> SUPPLIED MATERIAL:
○ ○ ○

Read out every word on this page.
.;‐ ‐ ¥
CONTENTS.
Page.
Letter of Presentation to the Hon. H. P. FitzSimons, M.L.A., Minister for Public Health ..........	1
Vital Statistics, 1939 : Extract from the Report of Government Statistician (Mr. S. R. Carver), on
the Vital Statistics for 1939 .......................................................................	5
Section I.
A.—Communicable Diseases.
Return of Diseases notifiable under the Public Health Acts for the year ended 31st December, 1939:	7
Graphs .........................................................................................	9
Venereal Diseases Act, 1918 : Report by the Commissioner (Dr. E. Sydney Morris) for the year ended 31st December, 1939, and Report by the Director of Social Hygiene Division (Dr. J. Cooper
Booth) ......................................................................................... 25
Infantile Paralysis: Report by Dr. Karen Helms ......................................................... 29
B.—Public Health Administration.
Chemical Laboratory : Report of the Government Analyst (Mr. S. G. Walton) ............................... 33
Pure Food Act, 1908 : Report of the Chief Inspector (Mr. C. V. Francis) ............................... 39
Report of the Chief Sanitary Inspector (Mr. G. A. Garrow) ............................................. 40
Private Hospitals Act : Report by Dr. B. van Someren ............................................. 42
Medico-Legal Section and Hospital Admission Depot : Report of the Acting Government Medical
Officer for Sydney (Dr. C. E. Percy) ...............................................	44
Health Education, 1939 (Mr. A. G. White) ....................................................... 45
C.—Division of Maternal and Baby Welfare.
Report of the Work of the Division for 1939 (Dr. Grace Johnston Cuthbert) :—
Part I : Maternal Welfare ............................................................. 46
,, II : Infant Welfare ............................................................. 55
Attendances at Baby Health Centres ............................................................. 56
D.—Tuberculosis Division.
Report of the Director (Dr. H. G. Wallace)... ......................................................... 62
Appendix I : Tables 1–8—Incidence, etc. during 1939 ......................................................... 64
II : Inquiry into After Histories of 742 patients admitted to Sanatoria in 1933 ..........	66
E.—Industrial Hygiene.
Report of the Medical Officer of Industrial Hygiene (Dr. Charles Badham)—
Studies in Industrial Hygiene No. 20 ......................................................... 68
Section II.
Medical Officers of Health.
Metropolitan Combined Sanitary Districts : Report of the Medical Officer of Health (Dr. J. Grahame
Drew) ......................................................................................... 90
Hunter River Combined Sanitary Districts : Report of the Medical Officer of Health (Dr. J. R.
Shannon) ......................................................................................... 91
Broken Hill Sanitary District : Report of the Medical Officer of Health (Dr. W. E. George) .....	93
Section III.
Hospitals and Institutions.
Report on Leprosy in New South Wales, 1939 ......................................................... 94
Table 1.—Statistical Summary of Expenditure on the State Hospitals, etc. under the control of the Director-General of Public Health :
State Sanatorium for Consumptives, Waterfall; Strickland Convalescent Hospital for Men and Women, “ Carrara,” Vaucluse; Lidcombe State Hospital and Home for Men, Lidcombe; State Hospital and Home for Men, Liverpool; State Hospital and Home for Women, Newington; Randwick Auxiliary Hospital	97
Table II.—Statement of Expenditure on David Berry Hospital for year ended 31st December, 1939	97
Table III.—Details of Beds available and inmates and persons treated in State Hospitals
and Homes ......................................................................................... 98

○ ○ ○

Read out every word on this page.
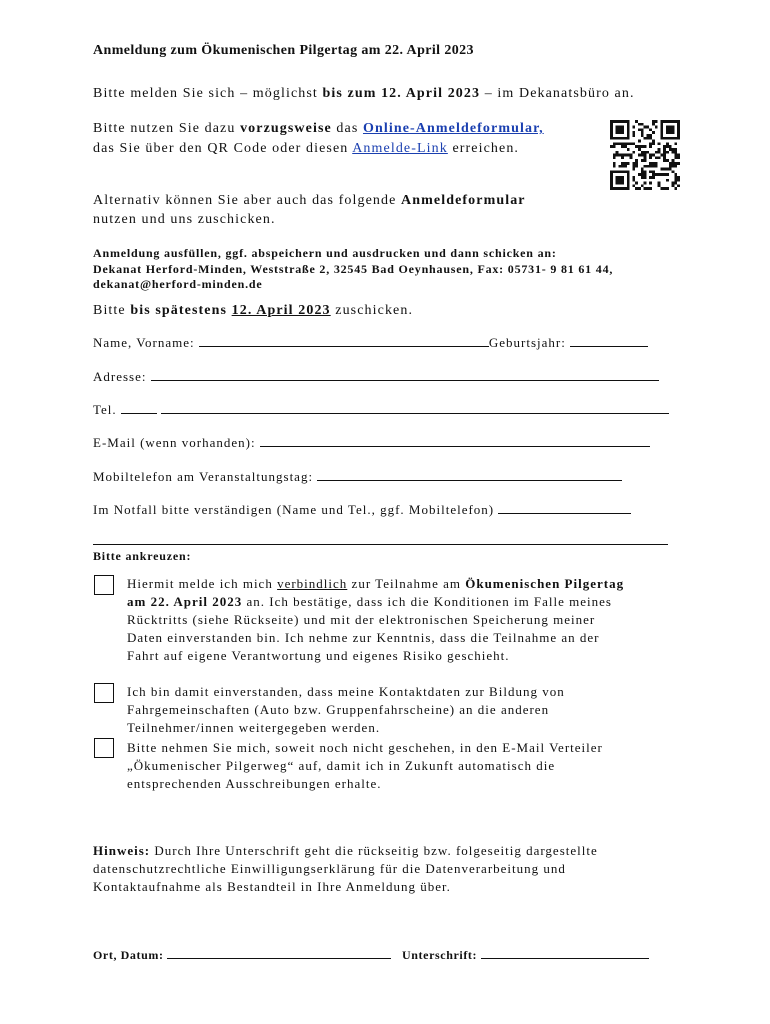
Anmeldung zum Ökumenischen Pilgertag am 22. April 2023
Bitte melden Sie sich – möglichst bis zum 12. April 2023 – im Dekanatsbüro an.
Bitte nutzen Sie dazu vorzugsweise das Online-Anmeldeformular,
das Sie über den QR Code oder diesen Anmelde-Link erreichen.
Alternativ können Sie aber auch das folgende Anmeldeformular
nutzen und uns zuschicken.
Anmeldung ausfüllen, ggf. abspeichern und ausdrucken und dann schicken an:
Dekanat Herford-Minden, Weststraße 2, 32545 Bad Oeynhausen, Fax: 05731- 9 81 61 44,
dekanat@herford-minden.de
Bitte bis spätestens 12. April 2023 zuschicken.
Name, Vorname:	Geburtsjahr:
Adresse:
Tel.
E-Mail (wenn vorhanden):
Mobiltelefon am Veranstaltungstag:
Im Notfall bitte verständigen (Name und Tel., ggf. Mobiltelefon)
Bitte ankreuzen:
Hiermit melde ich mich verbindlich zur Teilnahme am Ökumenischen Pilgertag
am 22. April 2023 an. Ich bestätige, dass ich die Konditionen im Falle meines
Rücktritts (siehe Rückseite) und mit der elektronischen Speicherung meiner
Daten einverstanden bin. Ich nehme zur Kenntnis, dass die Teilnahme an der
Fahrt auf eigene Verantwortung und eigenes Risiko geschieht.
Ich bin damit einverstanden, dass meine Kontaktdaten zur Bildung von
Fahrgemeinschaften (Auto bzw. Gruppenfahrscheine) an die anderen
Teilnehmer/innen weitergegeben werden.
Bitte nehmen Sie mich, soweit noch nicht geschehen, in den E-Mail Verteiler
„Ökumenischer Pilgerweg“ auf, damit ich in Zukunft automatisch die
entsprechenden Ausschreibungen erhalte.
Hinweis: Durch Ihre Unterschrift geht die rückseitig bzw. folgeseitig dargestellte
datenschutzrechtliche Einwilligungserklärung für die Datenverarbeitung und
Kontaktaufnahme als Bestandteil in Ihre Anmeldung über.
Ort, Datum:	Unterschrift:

○ ○ ○

> PROBLEM STATEMENT:
Every line of the listing that holds "damit" should be found and copied.

> YOUR SOLUTION:
Ich bin damit einverstanden, dass meine Kontaktdaten zur Bildung von
„Ökumenischer Pilgerweg“ auf, damit ich in Zukunft automatisch die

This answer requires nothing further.